> _SOURCE_
----

Variable type: character

skim_variable	n_missing	complete_rate	min	max	empty	n_unique	whitespace
Vote_2020	0	1	5	12	0	4	0
Vote_2024	0	1	5	12	0	4	0

Variable type: numeric

skim_variable	n_missing	complete_rate	mean	sd	p0	p25	p50	p75	p100	hist
Freq	0	1	10	11.18	1	2.25	5	20	28	▇▁▁▁▃

My data looks correct

Now lets see if I can make this plot!

is_alluvia_form(vd)

Missing alluvia for some stratum combinations.

[1] TRUE

#This is a check

ggplot(vd, aes(y = Freq, axis1 = Vote_2020, axis2 = Vote_2024)) + geom_alluvium(aes(fill = Vote_2020))

Warning in to_lodes_form(data = data, axes = axis_ind, discern =
params$discern): Some strata appear at multiple axes.

This is a good first plot! I want to see if I can add the blocks in and maybe the correct colors

ggplot(vd, aes(y = Freq, axis1 = Vote_2020, axis2 = Vote_2024)) + geom_alluvium(aes(fill = Vote_2020)) + geom_stratum(width = 1/12) + geom_label(stat = "stratum", aes(label = after_stat(stratum))) + coord_flip()

Warning in to_lodes_form(data = data, axes = axis_ind, discern =
params$discern): Some strata appear at multiple axes.
Warning in to_lodes_form(data = data, axes = axis_ind, discern =
params$discern): Some strata appear at multiple axes.
Warning in to_lodes_form(data = data, axes = axis_ind, discern =
params$discern): Some strata appear at multiple axes.

I have managed to flip it on it’s side! Although it’s the wrong side. I have failed so far at colors.

ggplot(vd, aes(y = Freq, axis1 = Vote_2020, axis2 = Vote_2024)) + 
    geom_alluvium(aes(fill = Vote_2020), decreasing = FALSE) + 
    geom_stratum(width = 1/12) + 
    geom_label(stat = "stratum", aes(label = after_stat(stratum))) +
    scale_x_continuous(breaks = 1:2, labels = c("2020 Vote", "2024 Vote"))

Warning in to_lodes_form(data = data, axes = axis_ind, discern =
params$discern): Some strata appear at multiple axes.
Warning in to_lodes_form(data = data, axes = axis_ind, discern =
params$discern): Some strata appear at multiple axes.
Warning in to_lodes_form(data = data, axes = axis_ind, discern =
params$discern): Some strata appear at multiple axes.

These axis labels do not match the data

ggplot(vd, aes(y = Freq, axis1 = Vote_2024, axis2 = Vote_2020)) + 
    geom_alluvium(aes(fill = Vote_2020)) + 
    geom_label(stat = "stratum", aes(label = after_stat(stratum))) +
    scale_x_continuous(breaks = 1:2, labels = c("2024 Vote", "2020 Vote")) +
    coord_flip() +
    ggtitle("The flow of voters and non-voters from 2020 to 2024")

Warning in to_lodes_form(data = data, axes = axis_ind, discern =
params$discern): Some strata appear at multiple axes.
Warning in to_lodes_form(data = data, axes = axis_ind, discern =
params$discern): Some strata appear at multiple axes.

----

> _COLLECTED DATA_
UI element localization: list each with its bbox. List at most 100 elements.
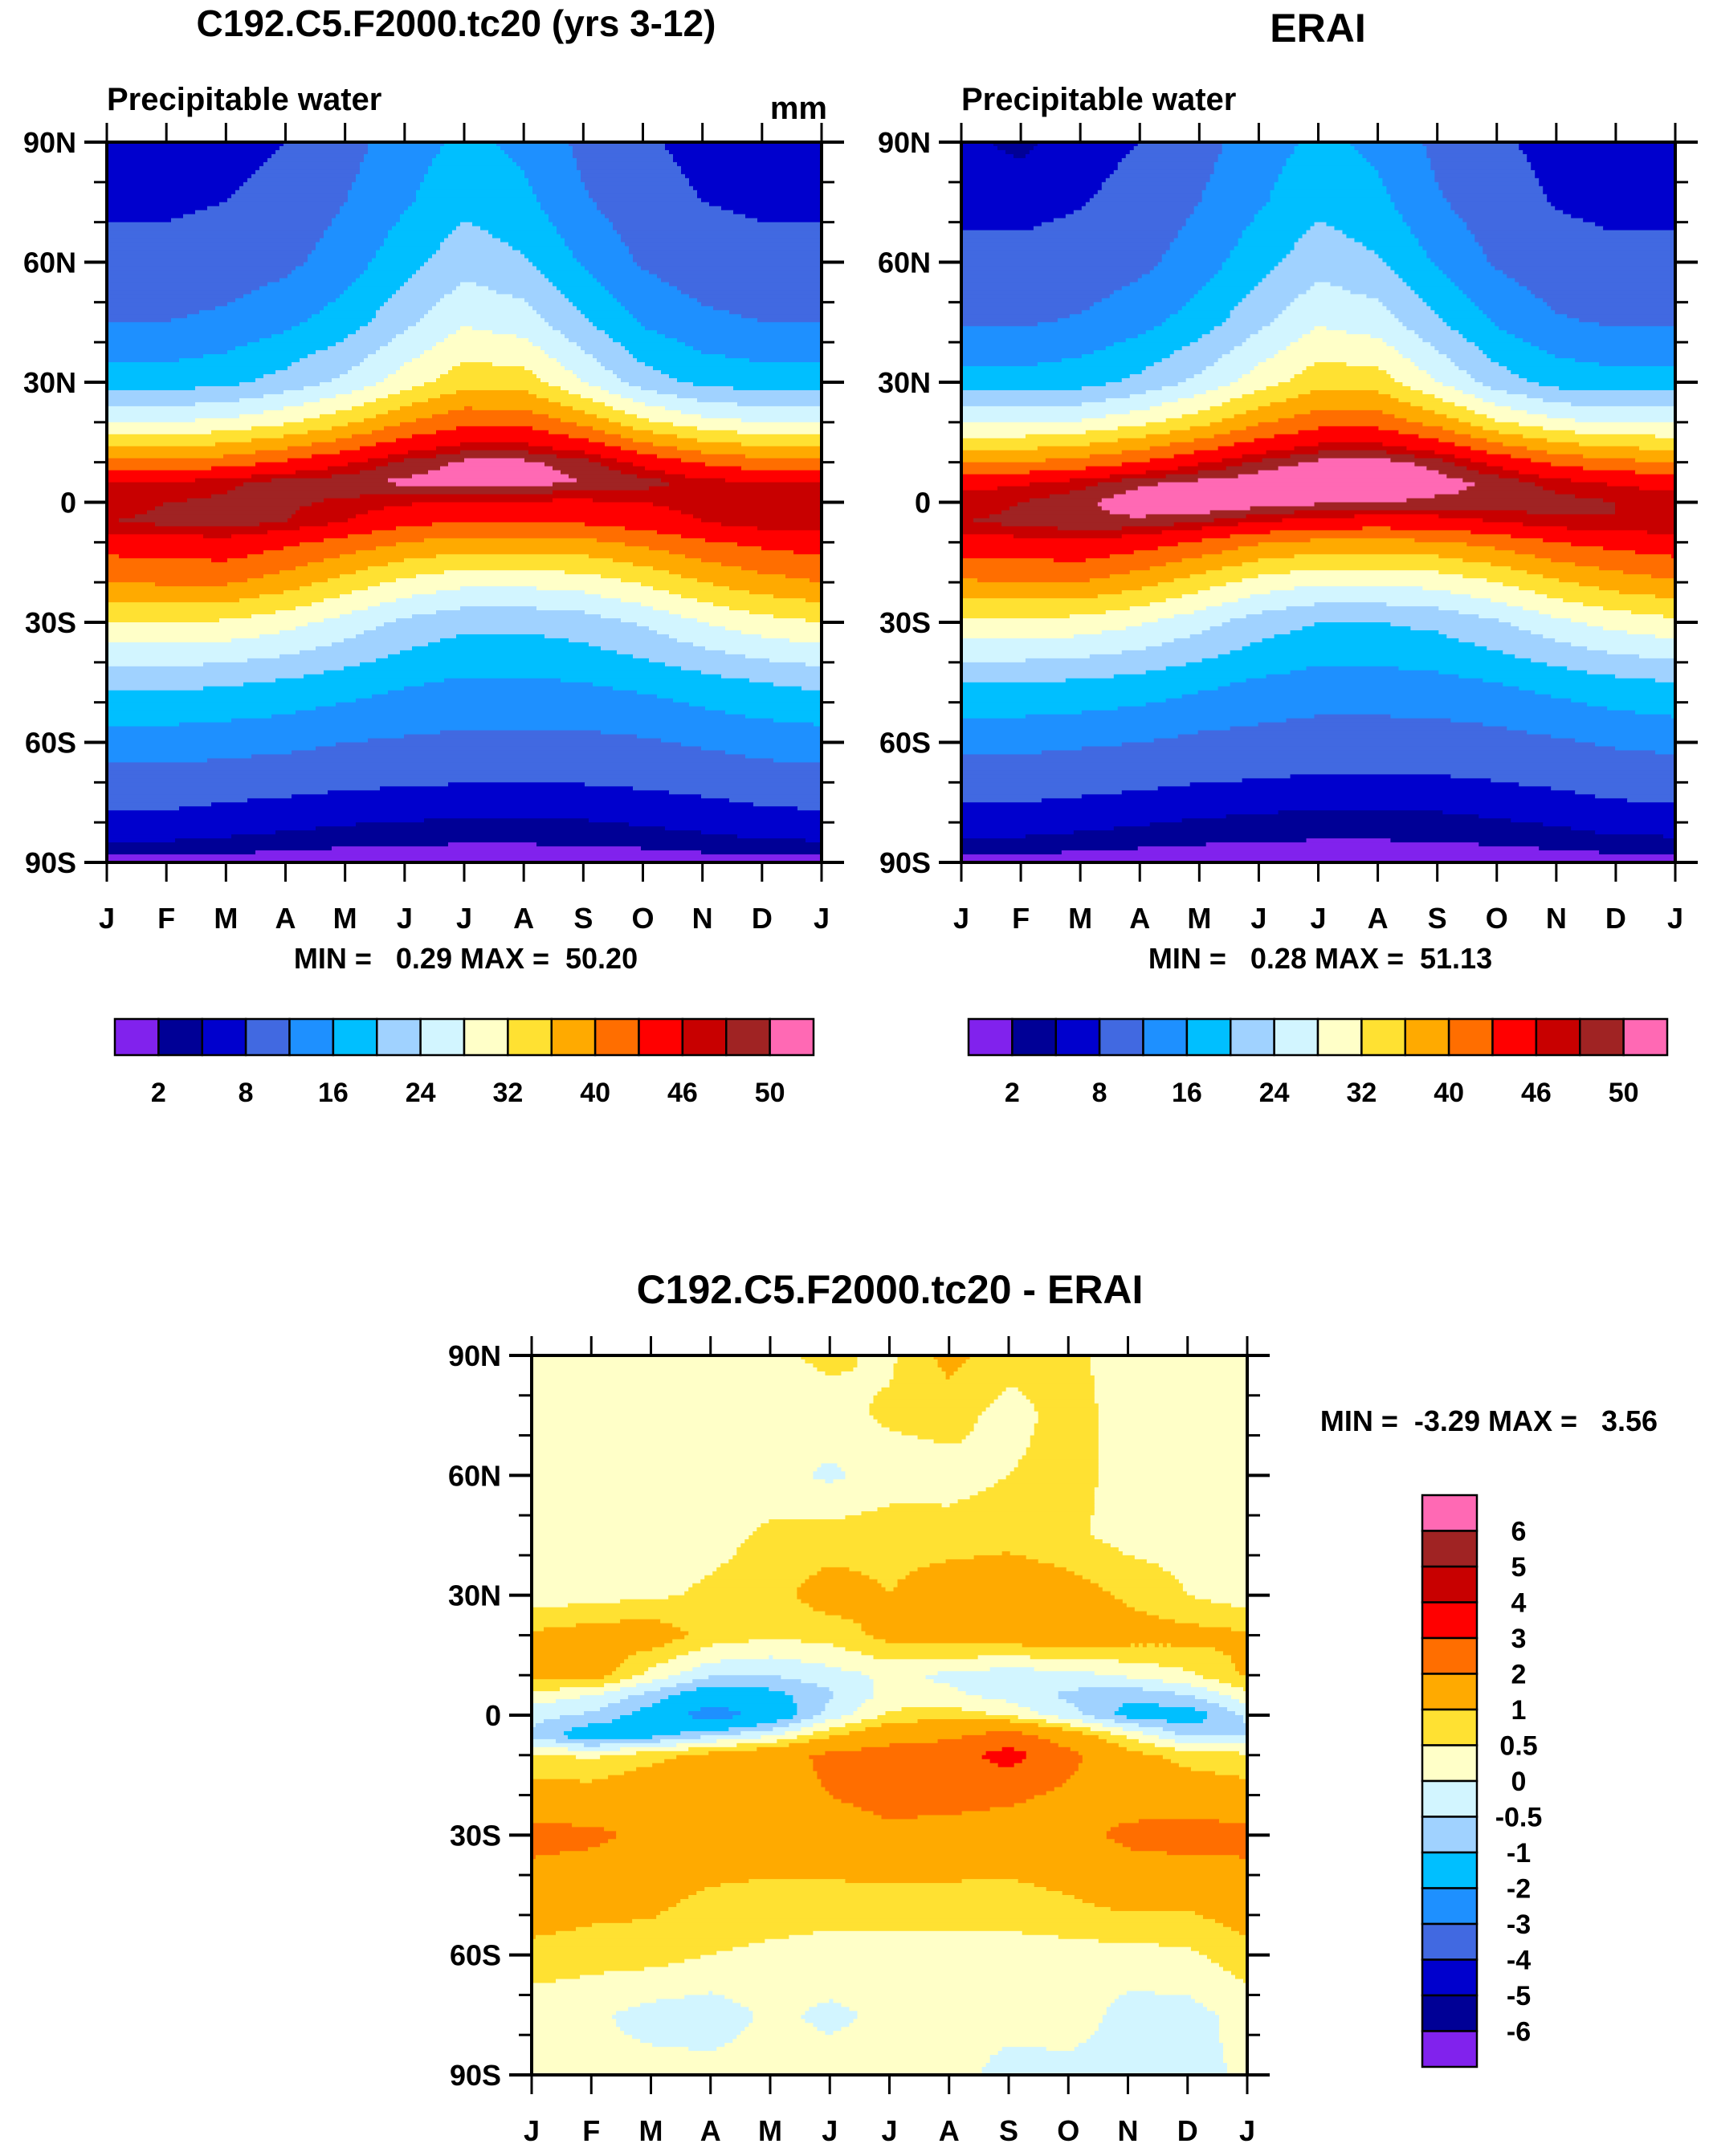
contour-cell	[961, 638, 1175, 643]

----

> _TASKS_
A - In the voter-flow plot notes, what title does the last ggplot call give the chart?
B - Pick up the voter-flow plot notes after their final warning and carry them on in the same style.

> _TASK ANSWERS_
A - "The flow of voters and non-voters from 2020 to 2024"

B -
So by removing the geom_stratum line I can keep the data labels correct, which is fine, just maybe further away from the original graph. I have solved the flipped y axis being weird by flipping the positions of all my variables.

ggplot(vd, aes(y = Freq, axis1 = Vote_2024, axis2 = Vote_2020)) + 
    geom_alluvium(aes(fill = Vote_2020)) + 
    geom_label(stat = "stratum", aes(label = after_stat(stratum))) +
    scale_x_continuous(breaks = 1:2, labels = c("2024 Vote", "2020 Vote")) +
    scale_fill_manual(values = c("#9AC0CD", "#e7e380ff", "#d9e2e2ff", "#fe4f1eff")) +
    coord_flip() +
    ggtitle("The flow of voters and non-voters from 2020 to 2024")

Warning in to_lodes_form(data = data, axes = axis_ind, discern =
params$discern): Some strata appear at multiple axes.
Warning in to_lodes_form(data = data, axes = axis_ind, discern =
params$discern): Some strata appear at multiple axes.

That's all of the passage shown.